# Görev listesi:
a – Kedi yazısında "Azmiyi yolda buldu" ile başlayıp "isim tabii ki." ile biten bölümü olduğu gibi çıkarır mısın?
b – Kedi yazısında geçen özel adlar (kişi, hayvan, yer ve kulüp adları) hangileridir? Hepsini eksiz biçimleriyle sıralar mısın?
c – Kedi yazısını kaldığı yerden sürdürür müsün?

━━━ Belge

Azmiyi yolda buldu kutay. Tarih de duseyim, 26 eylul 2008’de. Kalkanda, aksamustu eve donerken. Yolun ortasinda oylece duruyormus. Beklemis gitsin diye, gitmemis. Inmis arabadan kenara koyayim bari diye dusunerek, bu sefer de arabanin kapisina kadar pesinden gelmis. Birakmamis kutayi. O da almis eve getirmis bir karton kutunun icinde. Kucucuk, bakimsiz, zayif, tuylerinin arasindaki bitler gorunecek kadar zayif bir kedicik. Bir deri bir kemik deyiminin resim hali. Gozundeki iltahap oyle akmis ki, surati yok gibi. Bu hayvancagiz neresiyle goruyor dedirtiyor insana. Ilk ismi Ribery idi bu yuzden. Hani su bir zamanlar Galatasarayda da oynayan yuzunde (sanirim) kazadan kalma bir iz olan futbolcu. Kutayin cok hosuna gitti bu isim tabii ki.

━━━━━━
━━━ Alıntılanan veriler

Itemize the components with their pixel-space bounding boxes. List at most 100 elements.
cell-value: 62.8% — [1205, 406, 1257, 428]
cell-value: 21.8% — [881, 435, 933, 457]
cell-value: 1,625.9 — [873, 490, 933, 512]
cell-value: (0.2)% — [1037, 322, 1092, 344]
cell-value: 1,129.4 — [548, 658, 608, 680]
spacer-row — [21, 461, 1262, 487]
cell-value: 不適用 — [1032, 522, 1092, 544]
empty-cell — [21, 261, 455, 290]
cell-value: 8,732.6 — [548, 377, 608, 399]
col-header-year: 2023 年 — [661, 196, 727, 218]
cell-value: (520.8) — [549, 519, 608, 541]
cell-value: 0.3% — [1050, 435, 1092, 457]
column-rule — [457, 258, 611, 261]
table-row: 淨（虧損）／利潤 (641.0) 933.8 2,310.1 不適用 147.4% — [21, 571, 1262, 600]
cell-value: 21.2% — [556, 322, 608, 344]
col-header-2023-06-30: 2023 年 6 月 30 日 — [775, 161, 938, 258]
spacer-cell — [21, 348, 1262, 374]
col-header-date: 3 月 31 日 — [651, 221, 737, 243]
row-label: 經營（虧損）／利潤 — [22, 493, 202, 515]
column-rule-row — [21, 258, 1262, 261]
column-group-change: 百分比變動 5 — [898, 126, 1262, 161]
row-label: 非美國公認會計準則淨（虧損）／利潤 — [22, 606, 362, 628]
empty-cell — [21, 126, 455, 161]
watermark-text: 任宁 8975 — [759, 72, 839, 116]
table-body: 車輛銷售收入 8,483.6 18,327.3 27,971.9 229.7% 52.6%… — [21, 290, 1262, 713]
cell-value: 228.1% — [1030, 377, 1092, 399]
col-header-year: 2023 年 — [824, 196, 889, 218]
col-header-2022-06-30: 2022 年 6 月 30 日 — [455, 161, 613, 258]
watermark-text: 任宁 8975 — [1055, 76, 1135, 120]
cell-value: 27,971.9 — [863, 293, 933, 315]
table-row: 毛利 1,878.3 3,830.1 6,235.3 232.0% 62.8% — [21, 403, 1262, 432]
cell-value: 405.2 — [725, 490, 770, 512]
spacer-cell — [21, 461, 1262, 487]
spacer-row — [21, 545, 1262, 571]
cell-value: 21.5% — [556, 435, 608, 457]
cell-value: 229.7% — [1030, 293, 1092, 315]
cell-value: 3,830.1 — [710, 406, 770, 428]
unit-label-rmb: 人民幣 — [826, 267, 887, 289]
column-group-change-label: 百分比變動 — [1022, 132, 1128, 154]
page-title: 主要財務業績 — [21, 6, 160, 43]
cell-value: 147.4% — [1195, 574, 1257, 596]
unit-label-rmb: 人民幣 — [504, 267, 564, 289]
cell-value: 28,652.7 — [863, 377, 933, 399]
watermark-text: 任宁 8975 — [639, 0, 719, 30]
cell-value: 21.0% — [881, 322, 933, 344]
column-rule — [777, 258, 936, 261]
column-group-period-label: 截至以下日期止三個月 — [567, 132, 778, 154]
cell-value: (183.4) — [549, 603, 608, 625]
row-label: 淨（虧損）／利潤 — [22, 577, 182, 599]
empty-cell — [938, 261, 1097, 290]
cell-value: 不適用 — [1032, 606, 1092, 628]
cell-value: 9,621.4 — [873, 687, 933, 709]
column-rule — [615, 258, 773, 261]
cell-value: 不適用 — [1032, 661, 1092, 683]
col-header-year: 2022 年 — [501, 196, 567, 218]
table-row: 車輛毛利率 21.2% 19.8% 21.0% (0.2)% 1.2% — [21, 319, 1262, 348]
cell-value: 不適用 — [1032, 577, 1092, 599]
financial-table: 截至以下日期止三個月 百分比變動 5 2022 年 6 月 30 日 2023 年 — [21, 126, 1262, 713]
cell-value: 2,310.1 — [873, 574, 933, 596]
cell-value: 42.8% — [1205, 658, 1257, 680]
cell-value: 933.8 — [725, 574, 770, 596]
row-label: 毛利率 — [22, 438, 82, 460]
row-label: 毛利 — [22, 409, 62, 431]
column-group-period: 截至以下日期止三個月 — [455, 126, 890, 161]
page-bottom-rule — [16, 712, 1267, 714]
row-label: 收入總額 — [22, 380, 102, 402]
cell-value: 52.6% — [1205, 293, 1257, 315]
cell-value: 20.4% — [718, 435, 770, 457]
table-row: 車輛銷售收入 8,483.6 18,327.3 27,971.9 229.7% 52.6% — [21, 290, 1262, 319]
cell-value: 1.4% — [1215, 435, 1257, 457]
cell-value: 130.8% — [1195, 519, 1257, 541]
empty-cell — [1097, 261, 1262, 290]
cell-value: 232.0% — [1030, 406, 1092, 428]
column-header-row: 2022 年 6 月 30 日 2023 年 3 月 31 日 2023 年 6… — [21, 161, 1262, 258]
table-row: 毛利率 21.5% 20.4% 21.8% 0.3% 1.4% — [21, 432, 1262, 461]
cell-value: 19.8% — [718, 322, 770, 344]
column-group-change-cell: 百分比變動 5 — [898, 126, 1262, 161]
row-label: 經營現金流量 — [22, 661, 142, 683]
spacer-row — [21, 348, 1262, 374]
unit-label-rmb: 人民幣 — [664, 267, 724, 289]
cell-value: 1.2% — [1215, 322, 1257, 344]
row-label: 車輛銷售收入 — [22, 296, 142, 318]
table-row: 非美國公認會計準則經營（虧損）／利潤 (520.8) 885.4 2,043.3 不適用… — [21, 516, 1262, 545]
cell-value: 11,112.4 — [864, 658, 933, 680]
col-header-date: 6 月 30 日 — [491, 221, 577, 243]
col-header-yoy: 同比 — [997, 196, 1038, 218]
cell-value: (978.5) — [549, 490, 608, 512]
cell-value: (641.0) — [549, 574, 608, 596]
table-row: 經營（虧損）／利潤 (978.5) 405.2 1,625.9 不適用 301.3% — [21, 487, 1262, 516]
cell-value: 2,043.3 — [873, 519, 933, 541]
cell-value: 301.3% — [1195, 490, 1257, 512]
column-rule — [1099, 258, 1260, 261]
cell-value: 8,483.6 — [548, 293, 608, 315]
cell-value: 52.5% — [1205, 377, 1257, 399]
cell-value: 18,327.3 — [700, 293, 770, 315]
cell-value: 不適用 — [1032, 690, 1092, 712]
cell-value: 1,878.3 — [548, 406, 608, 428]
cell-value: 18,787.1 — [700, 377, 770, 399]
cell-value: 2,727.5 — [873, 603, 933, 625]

━━━━━━

# Görevlere göre yanıtlar:
a –
Azmiyi yolda buldu kutay. Tarih de duseyim, 26 eylul 2008’de. Kalkanda, aksamustu eve donerken. Yolun ortasinda oylece duruyormus. Beklemis gitsin diye, gitmemis. Inmis arabadan kenara koyayim bari diye dusunerek, bu sefer de arabanin kapisina kadar pesinden gelmis. Birakmamis kutayi. O da almis eve getirmis bir karton kutunun icinde. Kucucuk, bakimsiz, zayif, tuylerinin arasindaki bitler gorunecek kadar zayif bir kedicik. Bir deri bir kemik deyiminin resim hali. Gozundeki iltahap oyle akmis ki, surati yok gibi. Bu hayvancagiz neresiyle goruyor dedirtiyor insana. Ilk ismi Ribery idi bu yuzden. Hani su bir zamanlar Galatasarayda da oynayan yuzunde (sanirim) kazadan kalma bir iz olan futbolcu. Kutayin cok hosuna gitti bu isim tabii ki.

b – Azmi, Kutay, Kalkan, Ribery, Galatasaray

c –
Kediler dokuz canli olur derler ya, Azmi bizi buldugunda (boyle soylemek daha dogru) dokuz canin en az altisini harcadigini bilememistik. Ilk aksam birseyler yesin diye, buzdolabimizda bir kediye uygun tek yiyecek olan salamdan verdik. Bi guzel goturdu. Sut de vardi neyse ki, onu da icti. Cok hali yoktu oyle dolanmaya. Onu koydugumuz kutunun icine yerlesti. Uyuklamaya basladi. Ara ara verandaya cikip kontrol ettik. Her defasinda kafayi kaldiriyordu. Sonra oyle derin bir uykuya dalmis ki zavallicik, biz cikinca hic tepki vermedi. Oyle ki onu öldü sandik. Kutuyu sarstik, salladik, bana misin demedi. Ölü olduguna o kadar inandik ki, ben hickiriklara boguldum bir anda. Kendim de sasirdim bu halime. Simdi dusununce… icime hic ummadigim bi yerden dokunmustu o ölüm. Vicdanim, ölüme bu kadar yakin birine yardim ettigini bilmiyordu, dusunebildigimden de zavalliydi demek zavallicik.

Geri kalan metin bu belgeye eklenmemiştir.